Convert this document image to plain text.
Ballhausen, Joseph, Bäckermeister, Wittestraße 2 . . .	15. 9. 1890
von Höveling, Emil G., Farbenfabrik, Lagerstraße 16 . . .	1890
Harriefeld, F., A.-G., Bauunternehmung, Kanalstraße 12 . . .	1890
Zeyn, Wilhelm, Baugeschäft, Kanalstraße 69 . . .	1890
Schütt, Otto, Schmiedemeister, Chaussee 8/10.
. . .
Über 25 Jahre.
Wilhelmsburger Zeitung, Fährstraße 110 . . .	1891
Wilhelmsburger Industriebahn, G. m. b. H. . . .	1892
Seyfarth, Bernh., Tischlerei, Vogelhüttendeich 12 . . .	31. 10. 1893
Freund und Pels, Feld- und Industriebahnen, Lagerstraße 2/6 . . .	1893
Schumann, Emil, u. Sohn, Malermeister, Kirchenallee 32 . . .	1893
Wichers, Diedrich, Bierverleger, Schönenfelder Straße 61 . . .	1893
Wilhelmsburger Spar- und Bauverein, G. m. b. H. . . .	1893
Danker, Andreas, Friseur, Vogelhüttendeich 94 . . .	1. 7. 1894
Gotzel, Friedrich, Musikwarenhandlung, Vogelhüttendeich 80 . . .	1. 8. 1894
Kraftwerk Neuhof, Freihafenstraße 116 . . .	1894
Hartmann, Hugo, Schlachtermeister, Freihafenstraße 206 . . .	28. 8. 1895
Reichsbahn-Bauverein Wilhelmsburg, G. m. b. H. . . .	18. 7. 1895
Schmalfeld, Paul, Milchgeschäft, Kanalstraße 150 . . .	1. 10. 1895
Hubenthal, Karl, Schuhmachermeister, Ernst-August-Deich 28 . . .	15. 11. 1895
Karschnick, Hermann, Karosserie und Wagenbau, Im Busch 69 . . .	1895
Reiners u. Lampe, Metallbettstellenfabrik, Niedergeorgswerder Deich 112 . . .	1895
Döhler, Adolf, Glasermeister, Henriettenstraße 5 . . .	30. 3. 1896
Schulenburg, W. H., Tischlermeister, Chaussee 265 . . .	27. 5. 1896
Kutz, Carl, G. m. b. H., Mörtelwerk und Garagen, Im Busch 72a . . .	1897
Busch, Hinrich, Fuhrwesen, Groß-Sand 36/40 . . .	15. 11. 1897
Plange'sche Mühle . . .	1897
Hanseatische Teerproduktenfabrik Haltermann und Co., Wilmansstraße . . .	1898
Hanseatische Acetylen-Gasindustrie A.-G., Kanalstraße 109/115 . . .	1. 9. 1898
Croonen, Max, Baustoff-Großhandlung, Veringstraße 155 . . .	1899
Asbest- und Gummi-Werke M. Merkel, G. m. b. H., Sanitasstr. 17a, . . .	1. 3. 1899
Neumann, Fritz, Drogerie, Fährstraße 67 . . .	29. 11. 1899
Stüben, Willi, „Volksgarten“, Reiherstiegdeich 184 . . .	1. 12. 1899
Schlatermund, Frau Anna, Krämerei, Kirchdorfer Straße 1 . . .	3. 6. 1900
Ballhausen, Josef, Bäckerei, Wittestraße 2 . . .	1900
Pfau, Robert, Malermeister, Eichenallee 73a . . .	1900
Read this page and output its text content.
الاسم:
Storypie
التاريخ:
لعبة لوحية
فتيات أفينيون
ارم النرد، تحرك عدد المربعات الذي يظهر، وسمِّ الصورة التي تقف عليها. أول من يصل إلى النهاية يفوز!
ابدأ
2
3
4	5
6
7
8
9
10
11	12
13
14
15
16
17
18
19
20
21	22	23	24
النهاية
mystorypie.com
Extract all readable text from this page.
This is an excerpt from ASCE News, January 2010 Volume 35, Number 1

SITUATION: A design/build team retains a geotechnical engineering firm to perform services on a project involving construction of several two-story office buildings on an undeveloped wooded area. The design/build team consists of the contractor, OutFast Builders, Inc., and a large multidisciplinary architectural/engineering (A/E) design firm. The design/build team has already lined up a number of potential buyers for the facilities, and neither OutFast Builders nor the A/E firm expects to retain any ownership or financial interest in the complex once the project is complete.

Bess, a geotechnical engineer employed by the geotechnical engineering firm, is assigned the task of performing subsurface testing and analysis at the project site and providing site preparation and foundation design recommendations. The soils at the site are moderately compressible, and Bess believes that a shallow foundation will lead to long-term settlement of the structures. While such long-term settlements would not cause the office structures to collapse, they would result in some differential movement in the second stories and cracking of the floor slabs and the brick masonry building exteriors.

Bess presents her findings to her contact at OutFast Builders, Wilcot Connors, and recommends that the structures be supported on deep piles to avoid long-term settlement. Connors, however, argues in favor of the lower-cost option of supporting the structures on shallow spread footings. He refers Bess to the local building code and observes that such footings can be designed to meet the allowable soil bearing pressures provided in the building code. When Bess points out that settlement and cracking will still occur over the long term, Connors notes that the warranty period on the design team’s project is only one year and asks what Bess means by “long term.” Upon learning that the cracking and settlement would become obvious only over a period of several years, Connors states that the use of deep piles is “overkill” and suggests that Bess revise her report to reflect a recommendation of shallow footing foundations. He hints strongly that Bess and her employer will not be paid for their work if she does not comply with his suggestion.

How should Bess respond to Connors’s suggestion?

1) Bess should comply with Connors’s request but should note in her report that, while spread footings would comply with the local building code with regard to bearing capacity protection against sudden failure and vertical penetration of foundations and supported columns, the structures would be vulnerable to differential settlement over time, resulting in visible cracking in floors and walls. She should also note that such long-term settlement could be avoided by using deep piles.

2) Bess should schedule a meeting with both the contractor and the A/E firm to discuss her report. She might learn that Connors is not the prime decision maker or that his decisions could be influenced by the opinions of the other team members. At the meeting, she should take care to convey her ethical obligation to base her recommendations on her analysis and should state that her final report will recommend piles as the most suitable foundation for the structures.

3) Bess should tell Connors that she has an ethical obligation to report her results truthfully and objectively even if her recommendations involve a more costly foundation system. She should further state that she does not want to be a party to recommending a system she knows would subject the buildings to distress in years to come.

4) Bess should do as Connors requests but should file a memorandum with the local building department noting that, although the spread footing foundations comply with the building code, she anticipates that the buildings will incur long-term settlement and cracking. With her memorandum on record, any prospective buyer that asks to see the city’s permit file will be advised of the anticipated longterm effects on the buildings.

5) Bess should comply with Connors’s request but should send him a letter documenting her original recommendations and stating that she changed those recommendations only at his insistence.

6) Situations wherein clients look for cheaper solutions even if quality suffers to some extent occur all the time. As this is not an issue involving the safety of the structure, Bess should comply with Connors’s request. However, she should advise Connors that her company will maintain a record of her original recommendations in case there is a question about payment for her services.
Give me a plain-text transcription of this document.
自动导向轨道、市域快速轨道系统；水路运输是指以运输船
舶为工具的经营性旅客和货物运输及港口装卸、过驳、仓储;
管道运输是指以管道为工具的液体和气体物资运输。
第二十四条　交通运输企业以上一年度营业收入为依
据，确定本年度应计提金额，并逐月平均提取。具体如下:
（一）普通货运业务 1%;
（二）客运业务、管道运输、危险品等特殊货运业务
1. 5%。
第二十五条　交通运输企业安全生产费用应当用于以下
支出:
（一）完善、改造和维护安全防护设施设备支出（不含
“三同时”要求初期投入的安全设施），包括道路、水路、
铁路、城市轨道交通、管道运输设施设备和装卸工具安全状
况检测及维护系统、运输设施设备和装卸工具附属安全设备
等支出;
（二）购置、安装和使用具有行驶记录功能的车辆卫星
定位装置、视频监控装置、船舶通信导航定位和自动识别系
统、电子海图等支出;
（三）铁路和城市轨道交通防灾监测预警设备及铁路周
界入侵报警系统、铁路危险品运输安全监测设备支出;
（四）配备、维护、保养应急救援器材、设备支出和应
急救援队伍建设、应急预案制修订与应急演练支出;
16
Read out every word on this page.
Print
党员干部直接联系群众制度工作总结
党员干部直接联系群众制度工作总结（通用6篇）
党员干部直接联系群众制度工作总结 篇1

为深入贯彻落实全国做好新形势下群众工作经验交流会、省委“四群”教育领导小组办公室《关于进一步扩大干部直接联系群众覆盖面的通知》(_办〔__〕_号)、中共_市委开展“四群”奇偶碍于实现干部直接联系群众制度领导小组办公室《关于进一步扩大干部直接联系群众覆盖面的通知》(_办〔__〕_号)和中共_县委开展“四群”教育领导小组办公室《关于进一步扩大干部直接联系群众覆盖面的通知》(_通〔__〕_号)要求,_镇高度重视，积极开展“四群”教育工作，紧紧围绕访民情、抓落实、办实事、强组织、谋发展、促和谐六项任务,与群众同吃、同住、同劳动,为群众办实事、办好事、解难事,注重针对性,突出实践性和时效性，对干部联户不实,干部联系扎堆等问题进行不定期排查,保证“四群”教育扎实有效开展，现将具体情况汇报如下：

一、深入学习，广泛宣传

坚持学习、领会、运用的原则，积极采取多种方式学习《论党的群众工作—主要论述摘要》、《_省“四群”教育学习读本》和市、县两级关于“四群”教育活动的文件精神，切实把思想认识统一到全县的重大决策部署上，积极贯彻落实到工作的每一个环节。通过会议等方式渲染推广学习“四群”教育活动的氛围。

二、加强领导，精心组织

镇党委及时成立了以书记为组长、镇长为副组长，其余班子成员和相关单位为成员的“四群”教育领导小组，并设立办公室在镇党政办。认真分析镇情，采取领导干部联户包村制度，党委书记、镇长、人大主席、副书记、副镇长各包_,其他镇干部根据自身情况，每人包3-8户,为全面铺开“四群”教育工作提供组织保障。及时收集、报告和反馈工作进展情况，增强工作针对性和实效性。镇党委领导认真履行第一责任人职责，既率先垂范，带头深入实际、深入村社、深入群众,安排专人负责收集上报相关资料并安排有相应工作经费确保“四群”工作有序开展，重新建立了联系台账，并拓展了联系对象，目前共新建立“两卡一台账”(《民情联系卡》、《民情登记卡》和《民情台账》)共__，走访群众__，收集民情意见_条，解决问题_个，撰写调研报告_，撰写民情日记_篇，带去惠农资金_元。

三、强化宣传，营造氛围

- What needs to be done: Check each line above for the string "Fährstraße", then copy the ones that have it.

- Complete output:
Wilhelmsburger Zeitung, Fährstraße 110 . . .	1891
Neumann, Fritz, Drogerie, Fährstraße 67 . . .	29. 11. 1899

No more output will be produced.